Instructions to follow - Could you copy, word for word, only the lines from the one containing "Extract the structured" through the last line of the records below, both included?

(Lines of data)
────────────────────
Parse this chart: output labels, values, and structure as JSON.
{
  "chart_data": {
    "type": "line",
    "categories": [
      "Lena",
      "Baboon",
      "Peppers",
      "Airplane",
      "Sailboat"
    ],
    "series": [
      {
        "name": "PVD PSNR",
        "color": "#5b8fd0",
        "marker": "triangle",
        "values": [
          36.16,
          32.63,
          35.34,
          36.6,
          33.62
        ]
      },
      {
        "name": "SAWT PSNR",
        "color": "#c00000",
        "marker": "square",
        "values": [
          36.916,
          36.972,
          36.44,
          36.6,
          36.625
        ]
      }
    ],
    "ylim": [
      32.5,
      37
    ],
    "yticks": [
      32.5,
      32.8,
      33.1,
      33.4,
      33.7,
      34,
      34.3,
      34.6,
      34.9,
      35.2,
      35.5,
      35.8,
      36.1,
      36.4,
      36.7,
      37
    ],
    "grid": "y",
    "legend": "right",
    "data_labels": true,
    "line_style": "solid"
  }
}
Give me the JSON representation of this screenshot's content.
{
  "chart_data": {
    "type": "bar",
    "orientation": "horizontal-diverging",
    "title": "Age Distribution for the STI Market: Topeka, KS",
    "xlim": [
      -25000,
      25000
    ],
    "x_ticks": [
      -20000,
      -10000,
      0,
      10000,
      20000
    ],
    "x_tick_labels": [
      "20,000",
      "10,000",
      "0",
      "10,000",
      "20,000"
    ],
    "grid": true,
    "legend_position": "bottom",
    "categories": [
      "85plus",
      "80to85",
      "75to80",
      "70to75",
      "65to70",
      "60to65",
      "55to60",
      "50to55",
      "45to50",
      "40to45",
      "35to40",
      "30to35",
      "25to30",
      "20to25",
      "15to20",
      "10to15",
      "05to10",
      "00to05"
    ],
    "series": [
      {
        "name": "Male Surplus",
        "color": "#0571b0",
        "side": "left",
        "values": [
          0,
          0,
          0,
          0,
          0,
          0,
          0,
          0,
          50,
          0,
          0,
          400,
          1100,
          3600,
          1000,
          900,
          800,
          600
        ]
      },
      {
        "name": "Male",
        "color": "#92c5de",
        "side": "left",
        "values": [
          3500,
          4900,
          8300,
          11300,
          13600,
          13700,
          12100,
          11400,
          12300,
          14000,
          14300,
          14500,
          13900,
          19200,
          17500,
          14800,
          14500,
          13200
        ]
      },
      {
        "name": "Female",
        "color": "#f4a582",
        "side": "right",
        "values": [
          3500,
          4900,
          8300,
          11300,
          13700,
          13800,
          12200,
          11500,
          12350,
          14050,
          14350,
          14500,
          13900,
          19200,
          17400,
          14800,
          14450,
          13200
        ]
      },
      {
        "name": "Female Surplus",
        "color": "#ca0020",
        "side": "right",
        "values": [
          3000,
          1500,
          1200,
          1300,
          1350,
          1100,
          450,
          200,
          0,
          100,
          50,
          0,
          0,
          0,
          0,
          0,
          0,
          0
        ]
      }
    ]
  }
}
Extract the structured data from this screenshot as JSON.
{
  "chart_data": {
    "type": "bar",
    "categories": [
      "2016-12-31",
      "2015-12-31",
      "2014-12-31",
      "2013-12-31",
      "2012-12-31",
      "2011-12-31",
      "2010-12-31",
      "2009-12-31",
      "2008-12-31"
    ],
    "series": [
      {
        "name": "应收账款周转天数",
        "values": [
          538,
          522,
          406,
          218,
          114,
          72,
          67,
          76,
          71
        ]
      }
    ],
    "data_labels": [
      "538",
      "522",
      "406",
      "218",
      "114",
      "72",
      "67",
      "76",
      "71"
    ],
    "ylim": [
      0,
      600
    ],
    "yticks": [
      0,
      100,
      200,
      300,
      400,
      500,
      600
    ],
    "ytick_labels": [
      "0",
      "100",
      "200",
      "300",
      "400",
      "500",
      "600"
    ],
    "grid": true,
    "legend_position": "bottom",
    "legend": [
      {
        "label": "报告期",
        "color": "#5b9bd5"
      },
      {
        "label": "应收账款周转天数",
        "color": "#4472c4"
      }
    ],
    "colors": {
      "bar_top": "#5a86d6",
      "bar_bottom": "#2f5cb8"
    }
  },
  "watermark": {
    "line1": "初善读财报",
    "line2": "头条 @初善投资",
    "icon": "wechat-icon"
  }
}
────────────────────
Final result -
Extract the structured data from this screenshot as JSON.
{
  "chart_data": {
    "type": "bar",
    "categories": [
      "2016-12-31",
      "2015-12-31",
      "2014-12-31",
      "2013-12-31",
      "2012-12-31",
      "2011-12-31",
      "2010-12-31",
      "2009-12-31",
      "2008-12-31"
    ],
    "series": [
      {
        "name": "应收账款周转天数",
        "values": [
          538,
          522,
          406,
          218,
          114,
          72,
          67,
          76,
          71
        ]
      }
    ],
    "data_labels": [
      "538",
      "522",
      "406",
      "218",
      "114",
      "72",
      "67",
      "76",
      "71"
    ],
    "ylim": [
      0,
      600
    ],
    "yticks": [
      0,
      100,
      200,
      300,
      400,
      500,
      600
    ],
    "ytick_labels": [
      "0",
      "100",
      "200",
      "300",
      "400",
      "500",
      "600"
    ],
    "grid": true,
    "legend_position": "bottom",
    "legend": [
      {
        "label": "报告期",
        "color": "#5b9bd5"
      },
      {
        "label": "应收账款周转天数",
        "color": "#4472c4"
      }
    ],
    "colors": {
      "bar_top": "#5a86d6",
      "bar_bottom": "#2f5cb8"
    }
  },
  "watermark": {
    "line1": "初善读财报",
    "line2": "头条 @初善投资",
    "icon": "wechat-icon"
  }
}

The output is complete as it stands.